Problem to solve: Output the data below in full, character for character.

[Records excerpted from a collection]
****************************************
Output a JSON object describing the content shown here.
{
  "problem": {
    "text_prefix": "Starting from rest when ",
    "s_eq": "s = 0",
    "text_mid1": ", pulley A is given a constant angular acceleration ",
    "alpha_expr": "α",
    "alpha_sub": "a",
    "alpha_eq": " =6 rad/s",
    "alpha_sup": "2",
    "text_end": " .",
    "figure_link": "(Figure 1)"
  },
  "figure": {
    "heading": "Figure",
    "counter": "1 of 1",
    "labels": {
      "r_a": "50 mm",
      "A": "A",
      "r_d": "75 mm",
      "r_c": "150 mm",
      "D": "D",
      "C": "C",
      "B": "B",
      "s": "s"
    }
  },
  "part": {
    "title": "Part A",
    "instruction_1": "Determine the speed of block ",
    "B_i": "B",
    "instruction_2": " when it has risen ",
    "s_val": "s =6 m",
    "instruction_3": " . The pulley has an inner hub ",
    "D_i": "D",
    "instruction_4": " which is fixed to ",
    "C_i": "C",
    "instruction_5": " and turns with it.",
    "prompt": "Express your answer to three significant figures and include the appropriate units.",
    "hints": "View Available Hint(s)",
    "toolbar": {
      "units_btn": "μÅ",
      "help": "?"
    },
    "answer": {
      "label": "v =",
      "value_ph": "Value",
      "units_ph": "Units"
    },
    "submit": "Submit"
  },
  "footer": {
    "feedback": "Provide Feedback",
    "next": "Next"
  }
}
****************************************
Answer to the exercise:
Output a JSON object describing the content shown here.
{
  "problem": {
    "text_prefix": "Starting from rest when ",
    "s_eq": "s = 0",
    "text_mid1": ", pulley A is given a constant angular acceleration ",
    "alpha_expr": "α",
    "alpha_sub": "a",
    "alpha_eq": " =6 rad/s",
    "alpha_sup": "2",
    "text_end": " .",
    "figure_link": "(Figure 1)"
  },
  "figure": {
    "heading": "Figure",
    "counter": "1 of 1",
    "labels": {
      "r_a": "50 mm",
      "A": "A",
      "r_d": "75 mm",
      "r_c": "150 mm",
      "D": "D",
      "C": "C",
      "B": "B",
      "s": "s"
    }
  },
  "part": {
    "title": "Part A",
    "instruction_1": "Determine the speed of block ",
    "B_i": "B",
    "instruction_2": " when it has risen ",
    "s_val": "s =6 m",
    "instruction_3": " . The pulley has an inner hub ",
    "D_i": "D",
    "instruction_4": " which is fixed to ",
    "C_i": "C",
    "instruction_5": " and turns with it.",
    "prompt": "Express your answer to three significant figures and include the appropriate units.",
    "hints": "View Available Hint(s)",
    "toolbar": {
      "units_btn": "μÅ",
      "help": "?"
    },
    "answer": {
      "label": "v =",
      "value_ph": "Value",
      "units_ph": "Units"
    },
    "submit": "Submit"
  },
  "footer": {
    "feedback": "Provide Feedback",
    "next": "Next"
  }
}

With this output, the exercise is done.